Saved data entries:
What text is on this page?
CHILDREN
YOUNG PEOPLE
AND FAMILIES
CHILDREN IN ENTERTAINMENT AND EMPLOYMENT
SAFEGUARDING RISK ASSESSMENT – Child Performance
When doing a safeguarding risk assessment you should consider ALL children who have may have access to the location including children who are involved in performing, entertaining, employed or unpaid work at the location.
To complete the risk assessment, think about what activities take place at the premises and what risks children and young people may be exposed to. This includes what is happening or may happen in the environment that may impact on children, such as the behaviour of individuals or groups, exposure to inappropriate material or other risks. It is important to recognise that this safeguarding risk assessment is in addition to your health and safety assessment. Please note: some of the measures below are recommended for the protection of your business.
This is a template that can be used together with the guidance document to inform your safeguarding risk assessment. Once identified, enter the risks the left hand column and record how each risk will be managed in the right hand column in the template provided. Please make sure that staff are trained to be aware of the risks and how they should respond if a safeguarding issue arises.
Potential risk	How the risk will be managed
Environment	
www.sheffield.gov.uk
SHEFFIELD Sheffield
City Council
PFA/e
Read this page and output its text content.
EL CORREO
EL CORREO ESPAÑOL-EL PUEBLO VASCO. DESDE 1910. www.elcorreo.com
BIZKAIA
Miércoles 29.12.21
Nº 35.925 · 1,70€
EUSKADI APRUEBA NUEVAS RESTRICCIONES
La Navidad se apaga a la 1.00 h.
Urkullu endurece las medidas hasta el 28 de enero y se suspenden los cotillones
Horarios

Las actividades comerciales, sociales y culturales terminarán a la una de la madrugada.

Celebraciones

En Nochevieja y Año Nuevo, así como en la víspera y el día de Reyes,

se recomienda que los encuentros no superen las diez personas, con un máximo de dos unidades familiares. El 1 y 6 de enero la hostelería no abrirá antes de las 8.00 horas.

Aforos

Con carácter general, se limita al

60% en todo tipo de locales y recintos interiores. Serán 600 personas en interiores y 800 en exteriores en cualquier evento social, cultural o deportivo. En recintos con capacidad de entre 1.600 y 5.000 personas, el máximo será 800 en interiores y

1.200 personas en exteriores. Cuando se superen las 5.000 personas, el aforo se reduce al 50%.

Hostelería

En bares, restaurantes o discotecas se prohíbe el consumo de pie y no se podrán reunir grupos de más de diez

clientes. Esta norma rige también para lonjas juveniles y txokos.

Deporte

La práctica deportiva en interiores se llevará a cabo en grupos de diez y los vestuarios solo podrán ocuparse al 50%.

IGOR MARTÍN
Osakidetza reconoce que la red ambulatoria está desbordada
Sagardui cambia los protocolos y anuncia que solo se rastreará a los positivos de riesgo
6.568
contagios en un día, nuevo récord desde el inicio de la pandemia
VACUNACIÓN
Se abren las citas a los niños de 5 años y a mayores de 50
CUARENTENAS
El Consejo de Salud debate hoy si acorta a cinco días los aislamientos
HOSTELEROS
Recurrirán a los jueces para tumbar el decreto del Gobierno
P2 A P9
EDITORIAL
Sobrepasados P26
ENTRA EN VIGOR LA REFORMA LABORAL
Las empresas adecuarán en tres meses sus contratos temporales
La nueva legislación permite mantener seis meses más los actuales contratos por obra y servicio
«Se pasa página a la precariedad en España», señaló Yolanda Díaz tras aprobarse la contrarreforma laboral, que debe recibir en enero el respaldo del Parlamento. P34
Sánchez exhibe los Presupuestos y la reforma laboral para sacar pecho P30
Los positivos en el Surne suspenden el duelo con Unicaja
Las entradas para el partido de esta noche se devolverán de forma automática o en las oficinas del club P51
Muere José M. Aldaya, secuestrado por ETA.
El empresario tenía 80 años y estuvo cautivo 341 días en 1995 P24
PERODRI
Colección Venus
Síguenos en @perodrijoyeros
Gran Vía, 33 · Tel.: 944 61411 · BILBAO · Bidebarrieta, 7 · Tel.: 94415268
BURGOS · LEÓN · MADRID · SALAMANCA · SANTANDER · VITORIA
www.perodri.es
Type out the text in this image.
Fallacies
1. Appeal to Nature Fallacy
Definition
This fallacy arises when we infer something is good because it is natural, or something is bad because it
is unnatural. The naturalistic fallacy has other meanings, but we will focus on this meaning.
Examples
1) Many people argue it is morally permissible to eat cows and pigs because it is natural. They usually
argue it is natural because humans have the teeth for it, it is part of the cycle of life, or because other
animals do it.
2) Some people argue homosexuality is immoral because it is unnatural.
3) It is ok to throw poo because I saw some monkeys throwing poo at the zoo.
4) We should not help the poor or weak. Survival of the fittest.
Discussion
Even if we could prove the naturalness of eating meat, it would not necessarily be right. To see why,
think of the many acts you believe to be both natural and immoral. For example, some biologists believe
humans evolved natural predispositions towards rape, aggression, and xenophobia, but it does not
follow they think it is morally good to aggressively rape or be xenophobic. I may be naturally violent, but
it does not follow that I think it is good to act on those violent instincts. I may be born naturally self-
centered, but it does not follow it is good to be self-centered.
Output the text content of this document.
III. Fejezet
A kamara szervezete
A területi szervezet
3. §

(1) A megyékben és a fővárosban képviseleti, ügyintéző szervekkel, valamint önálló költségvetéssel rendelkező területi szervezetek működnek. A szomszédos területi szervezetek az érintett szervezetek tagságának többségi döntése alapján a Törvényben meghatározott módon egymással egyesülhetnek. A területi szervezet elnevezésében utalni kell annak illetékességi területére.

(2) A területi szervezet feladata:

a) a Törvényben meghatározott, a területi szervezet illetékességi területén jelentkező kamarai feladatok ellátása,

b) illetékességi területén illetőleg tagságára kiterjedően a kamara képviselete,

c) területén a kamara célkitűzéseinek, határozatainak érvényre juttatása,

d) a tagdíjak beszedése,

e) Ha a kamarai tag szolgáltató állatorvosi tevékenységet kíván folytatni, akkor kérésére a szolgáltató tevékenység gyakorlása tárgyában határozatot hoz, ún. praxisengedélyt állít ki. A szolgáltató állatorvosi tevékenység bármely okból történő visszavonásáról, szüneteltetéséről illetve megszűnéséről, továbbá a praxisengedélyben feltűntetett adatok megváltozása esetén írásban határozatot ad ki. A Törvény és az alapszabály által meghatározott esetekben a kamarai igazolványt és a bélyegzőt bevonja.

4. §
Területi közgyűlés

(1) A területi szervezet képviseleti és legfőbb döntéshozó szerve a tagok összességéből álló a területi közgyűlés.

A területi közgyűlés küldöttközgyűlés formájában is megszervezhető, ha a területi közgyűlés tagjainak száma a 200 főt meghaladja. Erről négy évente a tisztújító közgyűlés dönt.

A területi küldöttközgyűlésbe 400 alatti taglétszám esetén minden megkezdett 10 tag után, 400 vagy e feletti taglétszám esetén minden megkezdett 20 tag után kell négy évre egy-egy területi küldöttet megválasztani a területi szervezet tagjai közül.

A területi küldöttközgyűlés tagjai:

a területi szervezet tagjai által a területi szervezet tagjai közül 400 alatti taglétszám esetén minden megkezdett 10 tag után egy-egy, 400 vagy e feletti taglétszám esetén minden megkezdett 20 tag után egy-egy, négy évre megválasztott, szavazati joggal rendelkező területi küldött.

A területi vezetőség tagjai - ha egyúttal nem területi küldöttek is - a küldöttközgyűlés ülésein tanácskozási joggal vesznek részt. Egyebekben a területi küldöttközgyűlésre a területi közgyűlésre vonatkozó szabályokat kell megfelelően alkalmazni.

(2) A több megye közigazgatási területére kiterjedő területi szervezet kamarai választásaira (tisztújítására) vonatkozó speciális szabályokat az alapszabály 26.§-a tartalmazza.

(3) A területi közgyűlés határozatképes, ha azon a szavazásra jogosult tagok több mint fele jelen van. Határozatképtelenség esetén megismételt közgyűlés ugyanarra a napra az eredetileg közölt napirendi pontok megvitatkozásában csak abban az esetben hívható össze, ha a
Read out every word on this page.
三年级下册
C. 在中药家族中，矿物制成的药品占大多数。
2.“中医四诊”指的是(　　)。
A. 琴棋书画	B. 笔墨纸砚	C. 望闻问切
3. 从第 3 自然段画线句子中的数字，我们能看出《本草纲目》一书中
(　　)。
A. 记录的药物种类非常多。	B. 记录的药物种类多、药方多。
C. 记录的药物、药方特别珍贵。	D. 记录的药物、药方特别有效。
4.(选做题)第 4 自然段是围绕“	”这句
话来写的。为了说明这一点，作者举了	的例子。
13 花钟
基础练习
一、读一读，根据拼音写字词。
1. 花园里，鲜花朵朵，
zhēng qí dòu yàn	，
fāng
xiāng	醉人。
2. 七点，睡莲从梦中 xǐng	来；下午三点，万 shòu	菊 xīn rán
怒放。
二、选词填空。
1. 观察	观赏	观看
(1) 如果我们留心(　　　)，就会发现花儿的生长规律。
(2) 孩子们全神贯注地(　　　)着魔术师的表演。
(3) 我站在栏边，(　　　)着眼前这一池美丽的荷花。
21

Requirement:
Go through the entries and return each line where the word "Törvényben" appears.

Full answer:
(1) A megyékben és a fővárosban képviseleti, ügyintéző szervekkel, valamint önálló költségvetéssel rendelkező területi szervezetek működnek. A szomszédos területi szervezetek az érintett szervezetek tagságának többségi döntése alapján a Törvényben meghatározott módon egymással egyesülhetnek. A területi szervezet elnevezésében utalni kell annak illetékességi területére.
a) a Törvényben meghatározott, a területi szervezet illetékességi területén jelentkező kamarai feladatok ellátása,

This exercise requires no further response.